▶ _TASK DIRECTIONS_
Only the number is wanted: how many lines contain the word "kmity"?

-*-*-

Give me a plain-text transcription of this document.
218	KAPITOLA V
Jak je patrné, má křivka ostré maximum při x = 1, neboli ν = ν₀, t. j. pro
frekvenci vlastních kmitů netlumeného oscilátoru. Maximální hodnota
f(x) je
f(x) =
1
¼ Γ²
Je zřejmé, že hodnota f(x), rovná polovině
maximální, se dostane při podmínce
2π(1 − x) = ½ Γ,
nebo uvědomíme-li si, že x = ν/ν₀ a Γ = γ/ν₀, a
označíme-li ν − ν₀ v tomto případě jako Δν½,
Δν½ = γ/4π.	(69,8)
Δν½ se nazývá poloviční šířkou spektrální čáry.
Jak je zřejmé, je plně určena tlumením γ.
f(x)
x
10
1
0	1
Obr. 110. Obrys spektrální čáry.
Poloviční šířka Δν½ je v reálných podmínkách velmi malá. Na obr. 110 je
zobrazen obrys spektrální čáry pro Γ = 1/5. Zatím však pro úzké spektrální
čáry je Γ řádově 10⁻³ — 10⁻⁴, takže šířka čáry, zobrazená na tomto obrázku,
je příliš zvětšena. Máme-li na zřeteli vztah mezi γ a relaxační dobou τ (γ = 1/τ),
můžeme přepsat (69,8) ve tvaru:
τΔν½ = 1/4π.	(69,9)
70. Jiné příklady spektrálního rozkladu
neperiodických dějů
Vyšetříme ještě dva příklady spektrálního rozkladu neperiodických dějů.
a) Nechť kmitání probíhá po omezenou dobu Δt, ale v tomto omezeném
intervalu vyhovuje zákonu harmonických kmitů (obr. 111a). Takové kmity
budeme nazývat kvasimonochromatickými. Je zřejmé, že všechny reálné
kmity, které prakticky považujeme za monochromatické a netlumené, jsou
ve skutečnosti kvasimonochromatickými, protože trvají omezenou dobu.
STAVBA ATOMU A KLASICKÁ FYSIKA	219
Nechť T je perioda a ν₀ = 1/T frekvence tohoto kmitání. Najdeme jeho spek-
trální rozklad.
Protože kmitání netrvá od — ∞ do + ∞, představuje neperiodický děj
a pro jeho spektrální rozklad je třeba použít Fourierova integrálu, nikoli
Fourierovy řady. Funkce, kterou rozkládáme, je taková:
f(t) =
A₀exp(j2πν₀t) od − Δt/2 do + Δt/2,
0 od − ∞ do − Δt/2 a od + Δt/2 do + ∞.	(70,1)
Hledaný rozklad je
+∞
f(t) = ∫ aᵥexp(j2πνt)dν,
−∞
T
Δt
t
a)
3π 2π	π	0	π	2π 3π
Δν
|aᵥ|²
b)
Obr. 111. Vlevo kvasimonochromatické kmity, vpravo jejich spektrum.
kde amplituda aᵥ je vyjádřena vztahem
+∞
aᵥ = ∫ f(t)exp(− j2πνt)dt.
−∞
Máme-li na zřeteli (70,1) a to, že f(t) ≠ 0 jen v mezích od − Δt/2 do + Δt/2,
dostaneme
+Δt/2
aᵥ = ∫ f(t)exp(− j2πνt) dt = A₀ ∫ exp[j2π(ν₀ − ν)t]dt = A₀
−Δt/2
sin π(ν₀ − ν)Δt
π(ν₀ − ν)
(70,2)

-*-*-

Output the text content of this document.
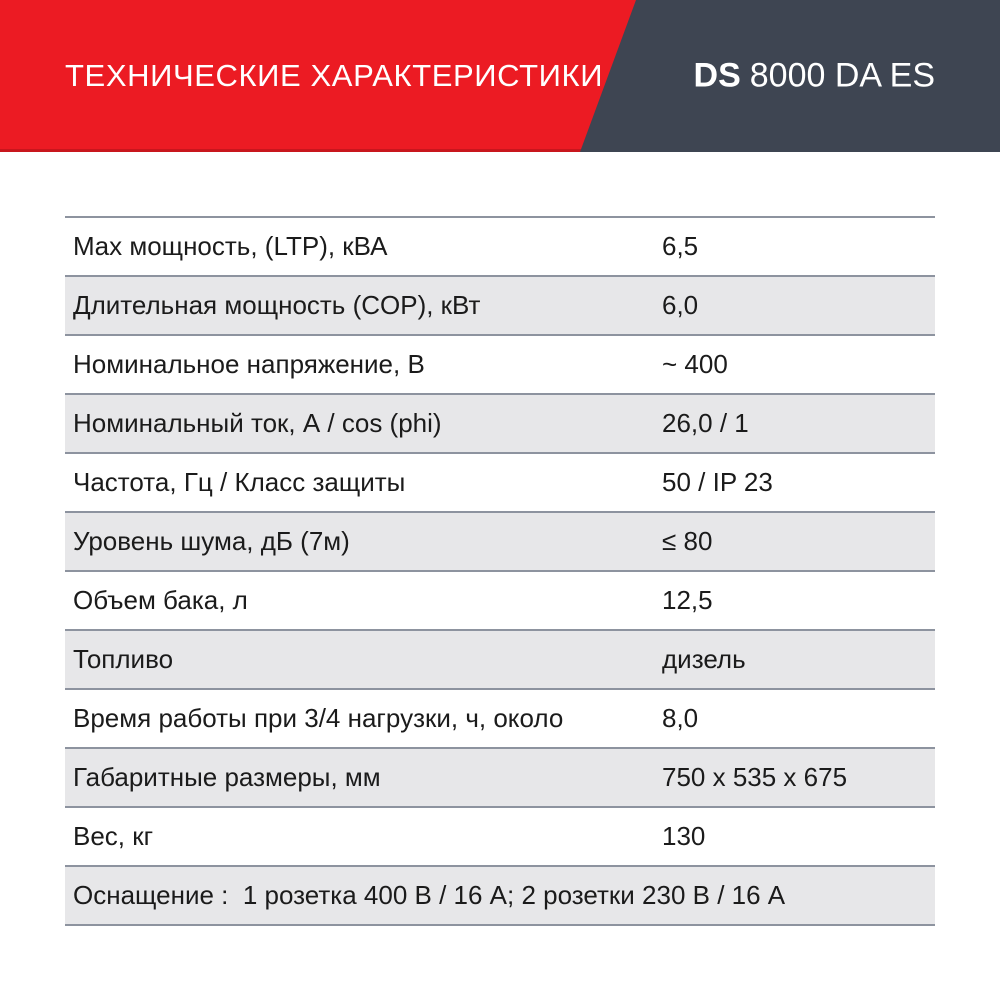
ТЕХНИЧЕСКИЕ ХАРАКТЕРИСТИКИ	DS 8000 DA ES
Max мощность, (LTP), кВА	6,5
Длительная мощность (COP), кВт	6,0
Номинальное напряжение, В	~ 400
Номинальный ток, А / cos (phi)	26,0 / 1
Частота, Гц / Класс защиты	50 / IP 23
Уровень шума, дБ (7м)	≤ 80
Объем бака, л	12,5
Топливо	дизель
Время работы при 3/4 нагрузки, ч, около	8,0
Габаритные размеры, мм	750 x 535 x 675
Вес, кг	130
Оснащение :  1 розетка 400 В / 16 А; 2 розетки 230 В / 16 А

-*-*-

▶ _COMPLETE RESPONSE_
3